= Dataset listings of figures =

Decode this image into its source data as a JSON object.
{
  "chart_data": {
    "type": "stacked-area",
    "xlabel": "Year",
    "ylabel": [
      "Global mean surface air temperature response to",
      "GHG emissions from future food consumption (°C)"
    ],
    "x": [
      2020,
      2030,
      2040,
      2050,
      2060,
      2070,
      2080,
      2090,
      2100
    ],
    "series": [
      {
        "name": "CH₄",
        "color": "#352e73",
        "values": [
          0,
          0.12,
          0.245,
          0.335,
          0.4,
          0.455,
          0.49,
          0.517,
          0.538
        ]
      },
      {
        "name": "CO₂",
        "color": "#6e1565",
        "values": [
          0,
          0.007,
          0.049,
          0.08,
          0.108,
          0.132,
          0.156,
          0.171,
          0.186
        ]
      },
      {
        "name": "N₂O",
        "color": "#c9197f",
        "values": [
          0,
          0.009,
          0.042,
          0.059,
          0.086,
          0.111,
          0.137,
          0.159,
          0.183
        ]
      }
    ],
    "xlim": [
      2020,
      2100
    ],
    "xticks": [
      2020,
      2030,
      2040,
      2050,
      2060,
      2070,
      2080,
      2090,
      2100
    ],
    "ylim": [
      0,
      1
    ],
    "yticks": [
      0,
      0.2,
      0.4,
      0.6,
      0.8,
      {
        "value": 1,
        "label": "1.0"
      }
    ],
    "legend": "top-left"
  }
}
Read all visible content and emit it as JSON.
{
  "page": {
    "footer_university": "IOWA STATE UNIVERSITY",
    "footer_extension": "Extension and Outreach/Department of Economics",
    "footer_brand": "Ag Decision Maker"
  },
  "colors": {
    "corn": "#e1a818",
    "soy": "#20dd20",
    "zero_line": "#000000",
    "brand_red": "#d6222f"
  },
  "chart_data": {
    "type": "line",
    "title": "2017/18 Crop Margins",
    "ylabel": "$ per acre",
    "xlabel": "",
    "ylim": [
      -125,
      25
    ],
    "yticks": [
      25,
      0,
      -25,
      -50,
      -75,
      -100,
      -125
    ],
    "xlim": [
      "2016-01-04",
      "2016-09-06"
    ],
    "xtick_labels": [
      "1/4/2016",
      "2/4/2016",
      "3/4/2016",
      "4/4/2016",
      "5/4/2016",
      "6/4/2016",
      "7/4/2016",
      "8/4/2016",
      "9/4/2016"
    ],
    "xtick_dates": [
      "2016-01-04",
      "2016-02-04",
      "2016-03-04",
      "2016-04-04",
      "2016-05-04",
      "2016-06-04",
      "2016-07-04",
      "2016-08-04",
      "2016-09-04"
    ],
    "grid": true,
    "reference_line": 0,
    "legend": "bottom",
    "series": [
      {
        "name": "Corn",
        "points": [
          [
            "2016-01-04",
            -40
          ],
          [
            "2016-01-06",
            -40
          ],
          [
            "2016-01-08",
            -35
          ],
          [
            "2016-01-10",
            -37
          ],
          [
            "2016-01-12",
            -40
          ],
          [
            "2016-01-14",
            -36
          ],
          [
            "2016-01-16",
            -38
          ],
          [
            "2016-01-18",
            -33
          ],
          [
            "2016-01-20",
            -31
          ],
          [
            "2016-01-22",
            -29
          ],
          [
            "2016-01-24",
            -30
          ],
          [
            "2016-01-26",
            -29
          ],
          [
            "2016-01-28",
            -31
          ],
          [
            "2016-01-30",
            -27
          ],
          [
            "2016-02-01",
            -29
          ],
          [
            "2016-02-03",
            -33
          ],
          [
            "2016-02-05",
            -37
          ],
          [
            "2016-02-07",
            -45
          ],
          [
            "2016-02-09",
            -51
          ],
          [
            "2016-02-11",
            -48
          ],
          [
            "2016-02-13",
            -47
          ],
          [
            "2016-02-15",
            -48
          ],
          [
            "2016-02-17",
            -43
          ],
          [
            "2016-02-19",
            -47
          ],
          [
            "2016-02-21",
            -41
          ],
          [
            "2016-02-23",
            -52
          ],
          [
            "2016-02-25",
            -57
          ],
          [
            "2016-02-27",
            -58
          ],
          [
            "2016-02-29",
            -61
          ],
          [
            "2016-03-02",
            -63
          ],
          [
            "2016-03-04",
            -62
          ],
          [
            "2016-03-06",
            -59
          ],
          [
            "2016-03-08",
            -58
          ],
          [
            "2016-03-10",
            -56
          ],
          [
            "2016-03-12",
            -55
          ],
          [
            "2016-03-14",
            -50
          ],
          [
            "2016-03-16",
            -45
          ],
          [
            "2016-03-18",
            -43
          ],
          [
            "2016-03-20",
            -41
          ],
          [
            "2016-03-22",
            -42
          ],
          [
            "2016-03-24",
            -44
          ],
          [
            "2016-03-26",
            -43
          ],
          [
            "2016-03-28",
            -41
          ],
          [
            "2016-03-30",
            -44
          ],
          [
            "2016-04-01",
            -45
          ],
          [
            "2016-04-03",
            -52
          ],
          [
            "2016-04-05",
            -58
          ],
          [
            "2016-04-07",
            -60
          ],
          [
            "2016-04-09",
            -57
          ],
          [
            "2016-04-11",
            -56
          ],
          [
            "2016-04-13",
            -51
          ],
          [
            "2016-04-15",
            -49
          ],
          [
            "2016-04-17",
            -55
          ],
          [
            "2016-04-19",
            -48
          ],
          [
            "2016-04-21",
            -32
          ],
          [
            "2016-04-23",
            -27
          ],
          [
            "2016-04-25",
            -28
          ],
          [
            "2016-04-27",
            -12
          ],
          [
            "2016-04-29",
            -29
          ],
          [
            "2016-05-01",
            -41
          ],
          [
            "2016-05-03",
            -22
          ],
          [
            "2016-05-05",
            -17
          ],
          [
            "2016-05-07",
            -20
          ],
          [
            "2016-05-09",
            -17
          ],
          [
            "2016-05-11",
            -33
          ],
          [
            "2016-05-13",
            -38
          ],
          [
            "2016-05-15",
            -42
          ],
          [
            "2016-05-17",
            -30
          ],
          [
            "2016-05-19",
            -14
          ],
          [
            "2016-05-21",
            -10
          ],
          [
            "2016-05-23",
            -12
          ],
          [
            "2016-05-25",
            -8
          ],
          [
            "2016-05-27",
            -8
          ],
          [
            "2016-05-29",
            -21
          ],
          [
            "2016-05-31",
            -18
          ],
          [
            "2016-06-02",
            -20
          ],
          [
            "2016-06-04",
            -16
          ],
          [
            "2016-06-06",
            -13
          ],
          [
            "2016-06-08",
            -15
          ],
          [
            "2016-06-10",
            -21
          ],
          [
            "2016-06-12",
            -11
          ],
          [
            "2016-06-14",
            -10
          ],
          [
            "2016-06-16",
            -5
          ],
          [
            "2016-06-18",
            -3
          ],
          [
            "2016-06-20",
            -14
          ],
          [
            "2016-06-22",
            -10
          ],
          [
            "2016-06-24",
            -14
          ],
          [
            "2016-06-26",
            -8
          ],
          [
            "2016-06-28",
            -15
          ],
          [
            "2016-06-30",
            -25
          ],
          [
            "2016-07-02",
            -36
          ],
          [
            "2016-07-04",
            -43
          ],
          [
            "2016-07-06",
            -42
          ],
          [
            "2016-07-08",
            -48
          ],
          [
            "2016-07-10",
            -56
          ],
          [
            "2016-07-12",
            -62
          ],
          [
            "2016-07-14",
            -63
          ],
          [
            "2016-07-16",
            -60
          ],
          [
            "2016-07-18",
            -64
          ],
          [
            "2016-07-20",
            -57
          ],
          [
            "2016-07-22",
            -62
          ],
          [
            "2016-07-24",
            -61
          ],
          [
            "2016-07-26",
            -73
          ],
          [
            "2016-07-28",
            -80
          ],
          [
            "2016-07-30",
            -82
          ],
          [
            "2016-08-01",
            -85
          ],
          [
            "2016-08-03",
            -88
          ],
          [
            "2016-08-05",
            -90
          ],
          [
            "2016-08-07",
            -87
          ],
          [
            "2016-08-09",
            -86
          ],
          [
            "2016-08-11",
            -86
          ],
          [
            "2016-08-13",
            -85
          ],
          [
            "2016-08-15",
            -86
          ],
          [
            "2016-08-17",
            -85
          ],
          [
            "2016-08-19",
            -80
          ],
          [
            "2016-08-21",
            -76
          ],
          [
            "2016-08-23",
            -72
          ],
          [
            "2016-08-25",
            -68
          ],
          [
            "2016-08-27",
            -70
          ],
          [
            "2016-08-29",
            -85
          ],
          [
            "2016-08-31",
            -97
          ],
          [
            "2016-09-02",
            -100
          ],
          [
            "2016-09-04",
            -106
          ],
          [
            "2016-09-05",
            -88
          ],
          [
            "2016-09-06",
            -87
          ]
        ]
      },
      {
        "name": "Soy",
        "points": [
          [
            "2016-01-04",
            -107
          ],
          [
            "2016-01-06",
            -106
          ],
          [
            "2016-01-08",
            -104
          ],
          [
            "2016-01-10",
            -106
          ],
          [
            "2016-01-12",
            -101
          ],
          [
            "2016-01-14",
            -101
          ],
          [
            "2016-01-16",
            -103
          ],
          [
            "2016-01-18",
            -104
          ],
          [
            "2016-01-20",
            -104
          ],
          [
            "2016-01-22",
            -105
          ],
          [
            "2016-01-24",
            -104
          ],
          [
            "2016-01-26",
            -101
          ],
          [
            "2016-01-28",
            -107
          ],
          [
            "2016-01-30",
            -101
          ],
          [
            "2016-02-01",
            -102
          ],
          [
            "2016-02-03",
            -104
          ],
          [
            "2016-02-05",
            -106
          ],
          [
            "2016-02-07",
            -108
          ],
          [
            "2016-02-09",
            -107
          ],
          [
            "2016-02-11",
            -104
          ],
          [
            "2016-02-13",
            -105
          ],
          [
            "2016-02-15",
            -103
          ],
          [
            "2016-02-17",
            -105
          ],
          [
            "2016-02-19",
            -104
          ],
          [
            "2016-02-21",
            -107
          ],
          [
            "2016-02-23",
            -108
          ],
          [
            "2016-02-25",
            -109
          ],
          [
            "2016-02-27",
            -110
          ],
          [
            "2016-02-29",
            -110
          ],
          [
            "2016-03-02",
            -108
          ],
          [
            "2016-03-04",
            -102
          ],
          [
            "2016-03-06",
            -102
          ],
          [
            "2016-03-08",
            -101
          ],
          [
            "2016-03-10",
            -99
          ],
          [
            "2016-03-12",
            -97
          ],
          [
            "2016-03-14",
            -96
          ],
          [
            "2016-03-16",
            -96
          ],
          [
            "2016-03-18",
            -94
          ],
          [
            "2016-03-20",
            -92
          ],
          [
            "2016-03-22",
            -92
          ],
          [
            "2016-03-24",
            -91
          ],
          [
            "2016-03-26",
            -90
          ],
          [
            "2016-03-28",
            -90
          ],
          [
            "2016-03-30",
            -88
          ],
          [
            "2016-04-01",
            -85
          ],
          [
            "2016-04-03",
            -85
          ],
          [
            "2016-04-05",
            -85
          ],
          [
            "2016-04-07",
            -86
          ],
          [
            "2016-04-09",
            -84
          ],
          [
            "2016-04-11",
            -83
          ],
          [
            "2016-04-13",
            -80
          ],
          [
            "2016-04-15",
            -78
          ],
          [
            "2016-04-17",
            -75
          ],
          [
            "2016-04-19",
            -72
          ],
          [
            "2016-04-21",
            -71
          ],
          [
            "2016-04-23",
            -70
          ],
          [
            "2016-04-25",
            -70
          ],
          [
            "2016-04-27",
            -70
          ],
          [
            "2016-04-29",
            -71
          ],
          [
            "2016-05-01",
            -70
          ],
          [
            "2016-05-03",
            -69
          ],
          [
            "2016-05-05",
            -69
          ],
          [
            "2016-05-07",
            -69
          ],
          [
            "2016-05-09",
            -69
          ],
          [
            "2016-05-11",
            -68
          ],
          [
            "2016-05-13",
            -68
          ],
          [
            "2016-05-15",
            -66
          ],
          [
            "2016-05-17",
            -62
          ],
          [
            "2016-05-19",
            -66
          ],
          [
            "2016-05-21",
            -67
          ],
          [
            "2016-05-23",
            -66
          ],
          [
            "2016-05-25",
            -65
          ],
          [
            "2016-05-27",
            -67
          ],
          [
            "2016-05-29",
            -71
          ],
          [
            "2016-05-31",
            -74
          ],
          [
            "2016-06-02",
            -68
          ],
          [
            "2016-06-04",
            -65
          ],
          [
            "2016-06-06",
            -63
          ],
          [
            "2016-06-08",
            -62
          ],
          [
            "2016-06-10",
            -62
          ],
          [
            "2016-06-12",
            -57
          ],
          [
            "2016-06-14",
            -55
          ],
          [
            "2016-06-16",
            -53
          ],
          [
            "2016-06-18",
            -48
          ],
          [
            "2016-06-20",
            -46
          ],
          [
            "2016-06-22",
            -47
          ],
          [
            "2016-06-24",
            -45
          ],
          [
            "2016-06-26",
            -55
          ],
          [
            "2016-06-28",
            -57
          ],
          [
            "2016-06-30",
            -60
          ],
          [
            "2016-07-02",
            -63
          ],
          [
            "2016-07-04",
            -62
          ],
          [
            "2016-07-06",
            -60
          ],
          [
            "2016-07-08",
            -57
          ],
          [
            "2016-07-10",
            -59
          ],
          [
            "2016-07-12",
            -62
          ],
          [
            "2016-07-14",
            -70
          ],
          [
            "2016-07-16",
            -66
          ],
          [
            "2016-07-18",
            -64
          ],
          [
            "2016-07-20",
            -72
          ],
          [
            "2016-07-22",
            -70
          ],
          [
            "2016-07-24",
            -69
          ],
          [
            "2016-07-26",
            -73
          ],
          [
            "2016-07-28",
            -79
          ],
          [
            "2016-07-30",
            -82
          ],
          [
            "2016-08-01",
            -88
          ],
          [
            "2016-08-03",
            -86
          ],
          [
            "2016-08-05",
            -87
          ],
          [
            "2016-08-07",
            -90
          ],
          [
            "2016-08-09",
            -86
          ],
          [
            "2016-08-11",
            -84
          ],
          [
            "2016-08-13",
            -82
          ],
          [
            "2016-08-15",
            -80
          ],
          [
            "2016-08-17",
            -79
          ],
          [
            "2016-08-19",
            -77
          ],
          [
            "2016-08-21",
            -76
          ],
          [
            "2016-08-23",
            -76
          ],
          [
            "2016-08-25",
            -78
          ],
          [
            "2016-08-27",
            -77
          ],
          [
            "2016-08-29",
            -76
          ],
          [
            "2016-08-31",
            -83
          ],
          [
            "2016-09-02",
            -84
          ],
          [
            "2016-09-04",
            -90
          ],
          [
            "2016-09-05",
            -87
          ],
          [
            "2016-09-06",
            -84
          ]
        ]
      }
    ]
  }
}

= STATED EXERCISE =
Among the entries above, how many lines hold the string "name"? Respond with nothing but the number.

= RESPONSE TO THIS EXERCISE =
5